** Start of PROVIDED ENTRIES **
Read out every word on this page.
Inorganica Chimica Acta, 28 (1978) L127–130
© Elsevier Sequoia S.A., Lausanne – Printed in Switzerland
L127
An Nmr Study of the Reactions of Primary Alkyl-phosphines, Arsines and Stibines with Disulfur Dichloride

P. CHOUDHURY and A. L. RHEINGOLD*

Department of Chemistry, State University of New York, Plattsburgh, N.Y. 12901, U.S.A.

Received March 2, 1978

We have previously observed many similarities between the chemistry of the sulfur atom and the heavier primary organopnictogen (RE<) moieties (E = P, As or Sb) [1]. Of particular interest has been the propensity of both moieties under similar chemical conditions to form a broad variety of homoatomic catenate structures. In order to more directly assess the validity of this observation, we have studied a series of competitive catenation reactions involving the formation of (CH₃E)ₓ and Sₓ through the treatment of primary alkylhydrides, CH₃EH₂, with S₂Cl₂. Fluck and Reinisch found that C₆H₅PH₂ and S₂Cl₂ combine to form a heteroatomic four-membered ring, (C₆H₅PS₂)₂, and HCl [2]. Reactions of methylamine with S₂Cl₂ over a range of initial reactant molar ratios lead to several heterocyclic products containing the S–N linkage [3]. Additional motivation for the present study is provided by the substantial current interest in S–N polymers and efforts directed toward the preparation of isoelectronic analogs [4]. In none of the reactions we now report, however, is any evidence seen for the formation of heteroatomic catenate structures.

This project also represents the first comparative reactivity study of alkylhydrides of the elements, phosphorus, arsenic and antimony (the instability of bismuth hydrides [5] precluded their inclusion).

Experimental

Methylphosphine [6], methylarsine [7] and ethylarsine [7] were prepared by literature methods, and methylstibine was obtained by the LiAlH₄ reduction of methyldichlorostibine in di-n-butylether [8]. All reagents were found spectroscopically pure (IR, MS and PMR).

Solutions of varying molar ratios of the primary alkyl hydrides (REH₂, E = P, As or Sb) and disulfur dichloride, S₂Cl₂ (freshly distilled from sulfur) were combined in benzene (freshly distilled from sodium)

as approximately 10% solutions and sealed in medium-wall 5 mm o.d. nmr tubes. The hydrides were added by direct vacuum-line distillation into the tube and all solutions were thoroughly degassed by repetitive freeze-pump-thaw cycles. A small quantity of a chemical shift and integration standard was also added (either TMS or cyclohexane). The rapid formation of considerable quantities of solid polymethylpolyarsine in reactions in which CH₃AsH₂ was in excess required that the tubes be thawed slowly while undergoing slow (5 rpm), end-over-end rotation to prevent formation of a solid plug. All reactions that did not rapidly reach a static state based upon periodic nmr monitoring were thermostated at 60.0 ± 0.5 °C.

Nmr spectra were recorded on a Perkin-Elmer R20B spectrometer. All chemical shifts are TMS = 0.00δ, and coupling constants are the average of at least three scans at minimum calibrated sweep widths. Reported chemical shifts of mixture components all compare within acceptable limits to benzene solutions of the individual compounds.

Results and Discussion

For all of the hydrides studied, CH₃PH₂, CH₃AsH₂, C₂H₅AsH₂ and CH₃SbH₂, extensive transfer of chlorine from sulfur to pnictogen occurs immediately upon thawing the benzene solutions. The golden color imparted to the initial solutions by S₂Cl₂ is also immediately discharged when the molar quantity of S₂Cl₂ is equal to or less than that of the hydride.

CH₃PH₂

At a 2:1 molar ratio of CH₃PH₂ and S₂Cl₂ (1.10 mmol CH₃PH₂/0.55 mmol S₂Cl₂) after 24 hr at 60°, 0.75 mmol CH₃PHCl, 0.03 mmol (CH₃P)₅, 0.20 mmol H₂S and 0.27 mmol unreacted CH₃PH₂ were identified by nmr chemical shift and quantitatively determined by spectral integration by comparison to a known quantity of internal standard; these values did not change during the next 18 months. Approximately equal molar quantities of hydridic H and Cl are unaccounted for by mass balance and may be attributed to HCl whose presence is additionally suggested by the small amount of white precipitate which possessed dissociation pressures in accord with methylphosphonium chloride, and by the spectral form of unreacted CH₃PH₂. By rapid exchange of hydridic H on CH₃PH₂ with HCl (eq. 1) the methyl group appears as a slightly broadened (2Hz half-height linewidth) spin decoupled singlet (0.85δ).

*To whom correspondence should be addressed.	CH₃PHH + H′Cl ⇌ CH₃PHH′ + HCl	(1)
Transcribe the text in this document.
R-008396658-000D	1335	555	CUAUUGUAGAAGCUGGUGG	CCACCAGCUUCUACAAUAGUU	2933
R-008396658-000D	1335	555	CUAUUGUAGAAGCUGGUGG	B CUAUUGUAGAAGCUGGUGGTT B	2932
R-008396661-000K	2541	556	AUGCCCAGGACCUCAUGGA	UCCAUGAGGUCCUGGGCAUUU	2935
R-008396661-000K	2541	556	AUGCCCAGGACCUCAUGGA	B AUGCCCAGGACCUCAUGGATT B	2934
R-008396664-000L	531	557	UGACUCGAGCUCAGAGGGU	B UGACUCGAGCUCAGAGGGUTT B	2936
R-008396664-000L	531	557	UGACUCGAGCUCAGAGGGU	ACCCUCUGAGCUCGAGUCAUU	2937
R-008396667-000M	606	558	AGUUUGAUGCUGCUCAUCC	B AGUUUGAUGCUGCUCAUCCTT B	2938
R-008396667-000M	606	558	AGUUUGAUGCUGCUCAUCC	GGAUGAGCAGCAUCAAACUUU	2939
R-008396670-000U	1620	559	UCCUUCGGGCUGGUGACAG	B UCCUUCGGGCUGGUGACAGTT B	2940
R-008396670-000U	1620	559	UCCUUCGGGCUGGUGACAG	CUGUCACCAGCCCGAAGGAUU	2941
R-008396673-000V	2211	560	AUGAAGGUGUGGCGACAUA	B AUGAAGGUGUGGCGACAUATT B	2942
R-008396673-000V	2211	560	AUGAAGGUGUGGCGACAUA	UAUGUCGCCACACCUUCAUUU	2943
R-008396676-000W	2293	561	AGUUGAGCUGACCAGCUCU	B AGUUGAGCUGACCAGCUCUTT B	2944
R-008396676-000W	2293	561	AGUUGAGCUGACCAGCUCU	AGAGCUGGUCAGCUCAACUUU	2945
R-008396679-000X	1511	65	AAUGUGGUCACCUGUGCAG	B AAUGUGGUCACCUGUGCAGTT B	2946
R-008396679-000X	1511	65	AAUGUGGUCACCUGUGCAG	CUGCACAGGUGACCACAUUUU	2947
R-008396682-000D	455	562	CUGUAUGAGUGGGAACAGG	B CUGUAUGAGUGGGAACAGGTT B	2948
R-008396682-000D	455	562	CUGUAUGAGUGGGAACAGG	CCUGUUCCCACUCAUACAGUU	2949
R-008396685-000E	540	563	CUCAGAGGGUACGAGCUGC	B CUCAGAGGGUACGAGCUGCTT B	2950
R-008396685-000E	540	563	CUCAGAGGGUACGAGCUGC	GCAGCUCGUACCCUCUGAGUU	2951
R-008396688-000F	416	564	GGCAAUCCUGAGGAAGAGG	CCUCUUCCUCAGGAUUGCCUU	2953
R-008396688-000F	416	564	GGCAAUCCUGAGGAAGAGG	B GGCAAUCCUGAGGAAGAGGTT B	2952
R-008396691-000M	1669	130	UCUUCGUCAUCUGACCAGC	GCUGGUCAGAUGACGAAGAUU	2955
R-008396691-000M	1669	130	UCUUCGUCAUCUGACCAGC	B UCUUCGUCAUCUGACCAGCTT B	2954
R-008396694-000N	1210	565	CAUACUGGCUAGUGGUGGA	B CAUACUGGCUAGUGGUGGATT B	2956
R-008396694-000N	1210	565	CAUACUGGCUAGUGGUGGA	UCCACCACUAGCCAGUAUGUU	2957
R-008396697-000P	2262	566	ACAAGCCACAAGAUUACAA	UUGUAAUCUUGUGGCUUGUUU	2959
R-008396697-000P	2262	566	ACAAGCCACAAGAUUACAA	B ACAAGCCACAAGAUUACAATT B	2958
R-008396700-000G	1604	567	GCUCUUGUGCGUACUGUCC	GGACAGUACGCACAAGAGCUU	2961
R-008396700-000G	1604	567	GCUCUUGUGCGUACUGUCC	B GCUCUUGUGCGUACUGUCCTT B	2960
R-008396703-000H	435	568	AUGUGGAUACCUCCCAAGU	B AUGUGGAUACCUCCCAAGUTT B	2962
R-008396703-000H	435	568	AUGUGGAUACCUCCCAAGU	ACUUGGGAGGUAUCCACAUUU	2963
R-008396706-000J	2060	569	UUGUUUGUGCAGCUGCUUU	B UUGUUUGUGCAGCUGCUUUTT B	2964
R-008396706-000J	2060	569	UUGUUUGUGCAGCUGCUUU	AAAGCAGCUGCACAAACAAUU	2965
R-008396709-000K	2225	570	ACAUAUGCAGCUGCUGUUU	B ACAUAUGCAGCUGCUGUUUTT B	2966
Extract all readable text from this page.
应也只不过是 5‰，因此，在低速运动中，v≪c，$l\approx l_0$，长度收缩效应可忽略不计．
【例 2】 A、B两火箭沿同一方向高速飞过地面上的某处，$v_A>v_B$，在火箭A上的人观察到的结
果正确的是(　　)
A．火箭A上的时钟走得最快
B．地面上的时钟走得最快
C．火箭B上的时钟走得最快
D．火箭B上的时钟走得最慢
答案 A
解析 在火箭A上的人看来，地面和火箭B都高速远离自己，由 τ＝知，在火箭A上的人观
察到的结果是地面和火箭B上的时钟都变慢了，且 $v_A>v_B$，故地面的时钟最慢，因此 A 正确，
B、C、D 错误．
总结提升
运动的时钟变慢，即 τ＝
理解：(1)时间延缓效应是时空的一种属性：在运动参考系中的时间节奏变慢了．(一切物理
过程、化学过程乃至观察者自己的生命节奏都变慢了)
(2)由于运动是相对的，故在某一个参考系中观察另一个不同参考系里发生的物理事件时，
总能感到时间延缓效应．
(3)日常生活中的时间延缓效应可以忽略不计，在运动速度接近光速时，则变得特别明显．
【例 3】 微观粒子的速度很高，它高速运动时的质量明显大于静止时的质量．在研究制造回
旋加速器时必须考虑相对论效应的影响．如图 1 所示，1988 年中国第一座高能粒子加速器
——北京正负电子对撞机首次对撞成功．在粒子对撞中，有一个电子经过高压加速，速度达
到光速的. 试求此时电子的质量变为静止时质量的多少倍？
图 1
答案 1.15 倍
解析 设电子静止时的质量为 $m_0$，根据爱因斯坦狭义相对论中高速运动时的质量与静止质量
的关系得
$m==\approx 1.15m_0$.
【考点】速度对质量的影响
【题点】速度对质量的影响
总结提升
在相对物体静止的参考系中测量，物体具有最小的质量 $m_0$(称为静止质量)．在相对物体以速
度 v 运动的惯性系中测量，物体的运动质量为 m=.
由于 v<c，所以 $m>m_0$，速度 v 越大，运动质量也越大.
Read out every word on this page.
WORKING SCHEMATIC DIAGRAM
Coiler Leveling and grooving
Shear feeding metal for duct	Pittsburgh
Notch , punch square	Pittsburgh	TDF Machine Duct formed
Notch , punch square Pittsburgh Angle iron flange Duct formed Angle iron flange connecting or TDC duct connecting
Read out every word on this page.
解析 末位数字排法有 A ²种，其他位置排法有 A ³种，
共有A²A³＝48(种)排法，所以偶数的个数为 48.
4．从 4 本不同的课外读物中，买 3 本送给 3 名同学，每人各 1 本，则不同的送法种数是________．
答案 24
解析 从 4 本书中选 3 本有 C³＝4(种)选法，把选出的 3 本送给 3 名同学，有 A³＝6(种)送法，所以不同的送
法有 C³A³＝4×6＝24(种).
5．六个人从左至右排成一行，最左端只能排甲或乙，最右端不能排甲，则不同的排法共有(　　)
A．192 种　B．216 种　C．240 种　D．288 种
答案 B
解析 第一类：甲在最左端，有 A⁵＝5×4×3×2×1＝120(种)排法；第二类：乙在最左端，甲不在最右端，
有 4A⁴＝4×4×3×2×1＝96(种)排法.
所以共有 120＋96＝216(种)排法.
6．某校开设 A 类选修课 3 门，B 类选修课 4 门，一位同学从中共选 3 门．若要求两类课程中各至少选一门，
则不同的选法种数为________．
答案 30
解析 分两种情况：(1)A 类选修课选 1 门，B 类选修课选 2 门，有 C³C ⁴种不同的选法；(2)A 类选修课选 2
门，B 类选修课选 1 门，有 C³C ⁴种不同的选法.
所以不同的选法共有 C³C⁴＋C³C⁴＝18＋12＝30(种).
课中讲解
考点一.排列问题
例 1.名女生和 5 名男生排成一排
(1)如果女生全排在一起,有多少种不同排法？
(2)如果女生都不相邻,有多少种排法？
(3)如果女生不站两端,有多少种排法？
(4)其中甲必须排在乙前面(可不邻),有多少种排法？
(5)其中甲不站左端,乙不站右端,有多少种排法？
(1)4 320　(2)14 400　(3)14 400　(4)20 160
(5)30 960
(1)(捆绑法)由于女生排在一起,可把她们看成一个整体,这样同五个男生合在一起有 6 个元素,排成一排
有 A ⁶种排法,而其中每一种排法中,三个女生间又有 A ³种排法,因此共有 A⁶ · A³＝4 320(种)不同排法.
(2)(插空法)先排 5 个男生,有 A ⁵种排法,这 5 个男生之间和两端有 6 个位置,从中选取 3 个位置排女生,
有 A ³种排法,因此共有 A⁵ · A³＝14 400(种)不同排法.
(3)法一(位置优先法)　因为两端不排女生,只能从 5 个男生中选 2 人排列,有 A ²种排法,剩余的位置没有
** End of PROVIDED ENTRIES **
◆ TASK BRIEF ◆
Identify the lines above with the word "Notch". Copy them.

◆ SOLUTION ◆
Notch , punch square	Pittsburgh	TDF Machine Duct formed
Notch , punch square Pittsburgh Angle iron flange Duct formed Angle iron flange connecting or TDC duct connecting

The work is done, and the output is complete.